> [PROMPT]
Quote the entries in full, character for character, without their images.

─── LISTING

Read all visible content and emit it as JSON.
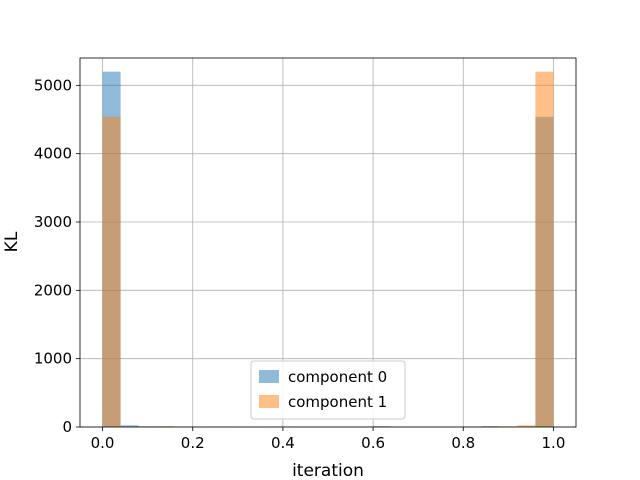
{
  "chart_data": {
    "type": "bar",
    "subtype": "histogram-overlay",
    "xlabel": "iteration",
    "ylabel": "KL",
    "xlim": [
      -0.05,
      1.05
    ],
    "ylim": [
      0,
      5400
    ],
    "xticks": [
      0.0,
      0.2,
      0.4,
      0.6,
      0.8,
      1.0
    ],
    "xtick_labels": [
      "0.0",
      "0.2",
      "0.4",
      "0.6",
      "0.8",
      "1.0"
    ],
    "yticks": [
      0,
      1000,
      2000,
      3000,
      4000,
      5000
    ],
    "ytick_labels": [
      "0",
      "1000",
      "2000",
      "3000",
      "4000",
      "5000"
    ],
    "grid": true,
    "legend_position": "lower-center",
    "bin_edges": [
      0.0,
      0.04,
      0.08,
      0.12,
      0.16,
      0.2,
      0.24,
      0.28,
      0.32,
      0.36,
      0.4,
      0.44,
      0.48,
      0.52,
      0.56,
      0.6,
      0.64,
      0.68,
      0.72,
      0.76,
      0.8,
      0.84,
      0.88,
      0.92,
      0.96,
      1.0
    ],
    "series": [
      {
        "name": "component 0",
        "color": "#1f77b4",
        "opacity": 0.5,
        "values": [
          5200,
          25,
          10,
          8,
          5,
          6,
          3,
          2,
          2,
          1,
          3,
          1,
          1,
          2,
          1,
          12,
          1,
          2,
          1,
          2,
          3,
          12,
          6,
          3,
          4540
        ]
      },
      {
        "name": "component 1",
        "color": "#ff7f0e",
        "opacity": 0.5,
        "values": [
          4540,
          5,
          8,
          12,
          3,
          4,
          2,
          2,
          3,
          8,
          2,
          1,
          1,
          2,
          1,
          2,
          1,
          2,
          1,
          2,
          5,
          8,
          10,
          25,
          5200
        ]
      }
    ]
  }
}
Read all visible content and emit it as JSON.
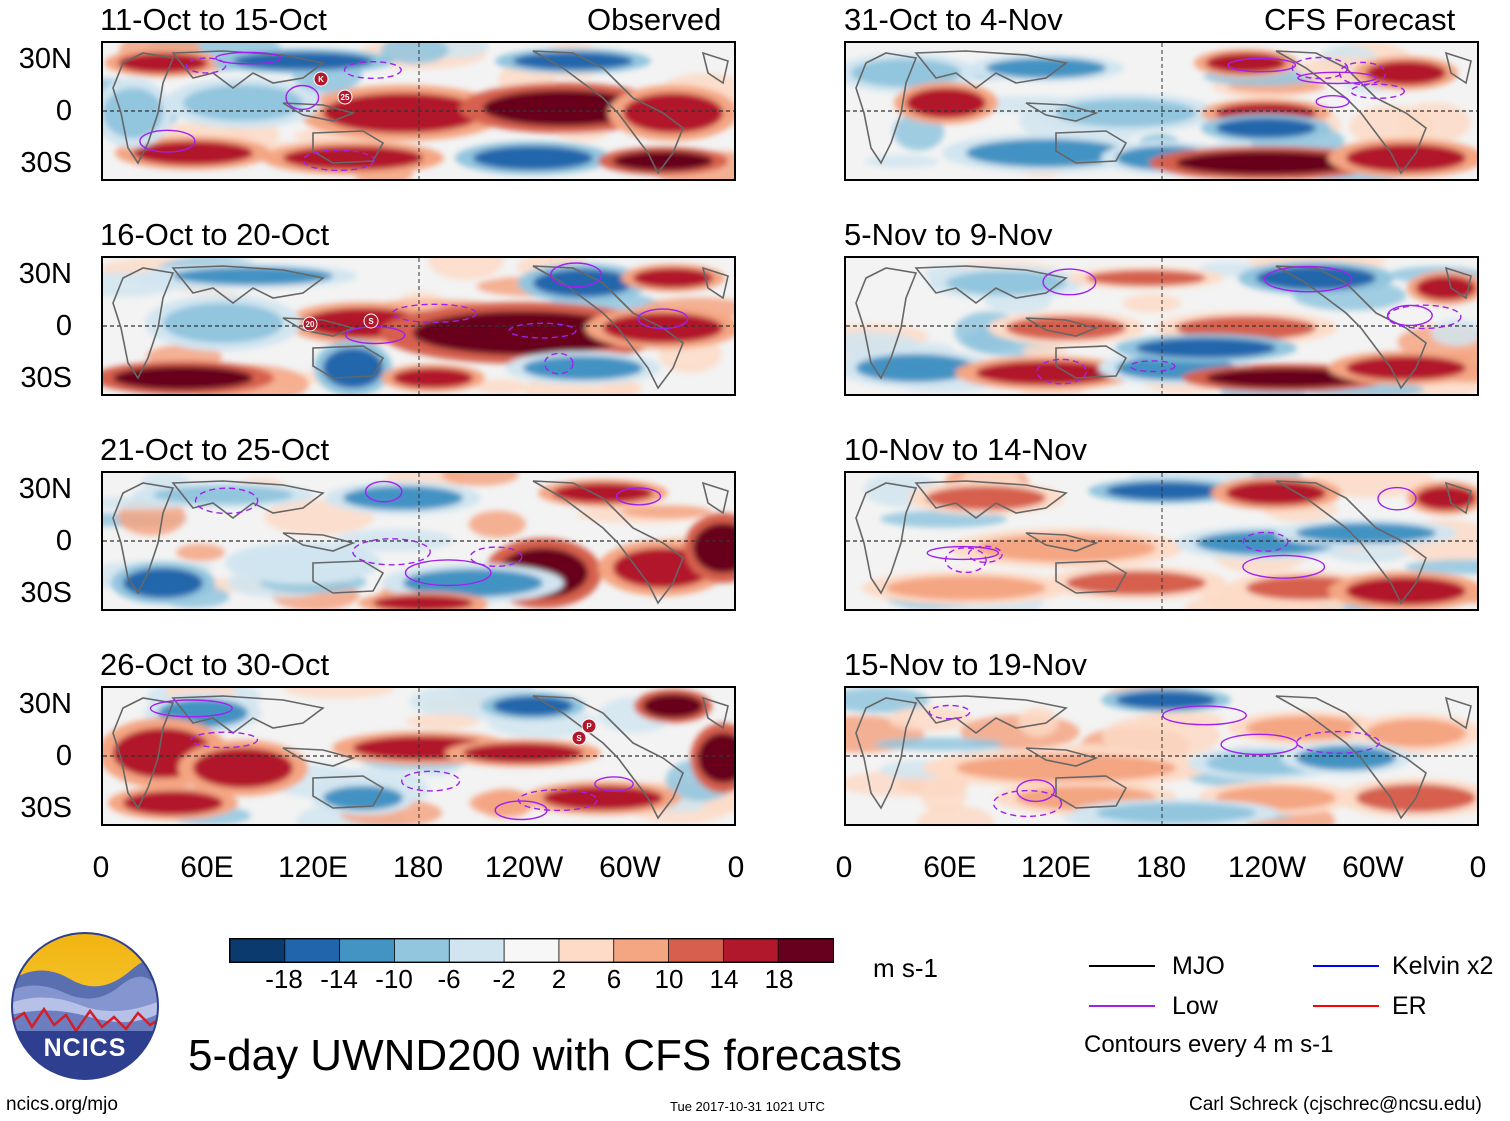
{
  "panels_left": [
    {
      "period": "11-Oct to 15-Oct",
      "tag": "Observed",
      "storms": [
        "K",
        "25"
      ]
    },
    {
      "period": "16-Oct to 20-Oct",
      "tag": "",
      "storms": [
        "20",
        "S"
      ]
    },
    {
      "period": "21-Oct to 25-Oct",
      "tag": "",
      "storms": []
    },
    {
      "period": "26-Oct to 30-Oct",
      "tag": "",
      "storms": [
        "P",
        "S"
      ]
    }
  ],
  "panels_right": [
    {
      "period": "31-Oct to 4-Nov",
      "tag": "CFS Forecast"
    },
    {
      "period": "5-Nov to 9-Nov",
      "tag": ""
    },
    {
      "period": "10-Nov to 14-Nov",
      "tag": ""
    },
    {
      "period": "15-Nov to 19-Nov",
      "tag": ""
    }
  ],
  "lat_labels": [
    "30N",
    "0",
    "30S"
  ],
  "lon_labels": [
    "0",
    "60E",
    "120E",
    "180",
    "120W",
    "60W",
    "0"
  ],
  "colorbar": {
    "ticks": [
      "-18",
      "-14",
      "-10",
      "-6",
      "-2",
      "2",
      "6",
      "10",
      "14",
      "18"
    ],
    "colors": [
      "#0b3a6e",
      "#2166ac",
      "#4393c3",
      "#92c5de",
      "#d1e5f0",
      "#f7f7f7",
      "#fddbc7",
      "#f4a582",
      "#d6604d",
      "#b2182b",
      "#67001f"
    ],
    "units": "m s-1"
  },
  "legend": {
    "mjo": {
      "label": "MJO",
      "color": "#000000"
    },
    "low": {
      "label": "Low",
      "color": "#a020f0"
    },
    "kelvin": {
      "label": "Kelvin x2",
      "color": "#0000ff"
    },
    "er": {
      "label": "ER",
      "color": "#ff0000"
    },
    "contour_note": "Contours every 4 m s-1"
  },
  "logo_text": "NCICS",
  "main_title": "5-day UWND200 with CFS forecasts",
  "footer": {
    "url": "ncics.org/mjo",
    "timestamp": "Tue 2017-10-31 1021 UTC",
    "author": "Carl Schreck (cjschrec@ncsu.edu)"
  }
}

──────

> [RESPONSE TO THIS TASK]
Read all visible content and emit it as JSON.
{
  "chart_data": {
    "type": "bar",
    "subtype": "histogram-overlay",
    "xlabel": "iteration",
    "ylabel": "KL",
    "xlim": [
      -0.05,
      1.05
    ],
    "ylim": [
      0,
      5400
    ],
    "xticks": [
      0.0,
      0.2,
      0.4,
      0.6,
      0.8,
      1.0
    ],
    "xtick_labels": [
      "0.0",
      "0.2",
      "0.4",
      "0.6",
      "0.8",
      "1.0"
    ],
    "yticks": [
      0,
      1000,
      2000,
      3000,
      4000,
      5000
    ],
    "ytick_labels": [
      "0",
      "1000",
      "2000",
      "3000",
      "4000",
      "5000"
    ],
    "grid": true,
    "legend_position": "lower-center",
    "bin_edges": [
      0.0,
      0.04,
      0.08,
      0.12,
      0.16,
      0.2,
      0.24,
      0.28,
      0.32,
      0.36,
      0.4,
      0.44,
      0.48,
      0.52,
      0.56,
      0.6,
      0.64,
      0.68,
      0.72,
      0.76,
      0.8,
      0.84,
      0.88,
      0.92,
      0.96,
      1.0
    ],
    "series": [
      {
        "name": "component 0",
        "color": "#1f77b4",
        "opacity": 0.5,
        "values": [
          5200,
          25,
          10,
          8,
          5,
          6,
          3,
          2,
          2,
          1,
          3,
          1,
          1,
          2,
          1,
          12,
          1,
          2,
          1,
          2,
          3,
          12,
          6,
          3,
          4540
        ]
      },
      {
        "name": "component 1",
        "color": "#ff7f0e",
        "opacity": 0.5,
        "values": [
          4540,
          5,
          8,
          12,
          3,
          4,
          2,
          2,
          3,
          8,
          2,
          1,
          1,
          2,
          1,
          2,
          1,
          2,
          1,
          2,
          5,
          8,
          10,
          25,
          5200
        ]
      }
    ]
  }
}
Read all visible content and emit it as JSON.
{
  "panels_left": [
    {
      "period": "11-Oct to 15-Oct",
      "tag": "Observed",
      "storms": [
        "K",
        "25"
      ]
    },
    {
      "period": "16-Oct to 20-Oct",
      "tag": "",
      "storms": [
        "20",
        "S"
      ]
    },
    {
      "period": "21-Oct to 25-Oct",
      "tag": "",
      "storms": []
    },
    {
      "period": "26-Oct to 30-Oct",
      "tag": "",
      "storms": [
        "P",
        "S"
      ]
    }
  ],
  "panels_right": [
    {
      "period": "31-Oct to 4-Nov",
      "tag": "CFS Forecast"
    },
    {
      "period": "5-Nov to 9-Nov",
      "tag": ""
    },
    {
      "period": "10-Nov to 14-Nov",
      "tag": ""
    },
    {
      "period": "15-Nov to 19-Nov",
      "tag": ""
    }
  ],
  "lat_labels": [
    "30N",
    "0",
    "30S"
  ],
  "lon_labels": [
    "0",
    "60E",
    "120E",
    "180",
    "120W",
    "60W",
    "0"
  ],
  "colorbar": {
    "ticks": [
      "-18",
      "-14",
      "-10",
      "-6",
      "-2",
      "2",
      "6",
      "10",
      "14",
      "18"
    ],
    "colors": [
      "#0b3a6e",
      "#2166ac",
      "#4393c3",
      "#92c5de",
      "#d1e5f0",
      "#f7f7f7",
      "#fddbc7",
      "#f4a582",
      "#d6604d",
      "#b2182b",
      "#67001f"
    ],
    "units": "m s-1"
  },
  "legend": {
    "mjo": {
      "label": "MJO",
      "color": "#000000"
    },
    "low": {
      "label": "Low",
      "color": "#a020f0"
    },
    "kelvin": {
      "label": "Kelvin x2",
      "color": "#0000ff"
    },
    "er": {
      "label": "ER",
      "color": "#ff0000"
    },
    "contour_note": "Contours every 4 m s-1"
  },
  "logo_text": "NCICS",
  "main_title": "5-day UWND200 with CFS forecasts",
  "footer": {
    "url": "ncics.org/mjo",
    "timestamp": "Tue 2017-10-31 1021 UTC",
    "author": "Carl Schreck (cjschrec@ncsu.edu)"
  }
}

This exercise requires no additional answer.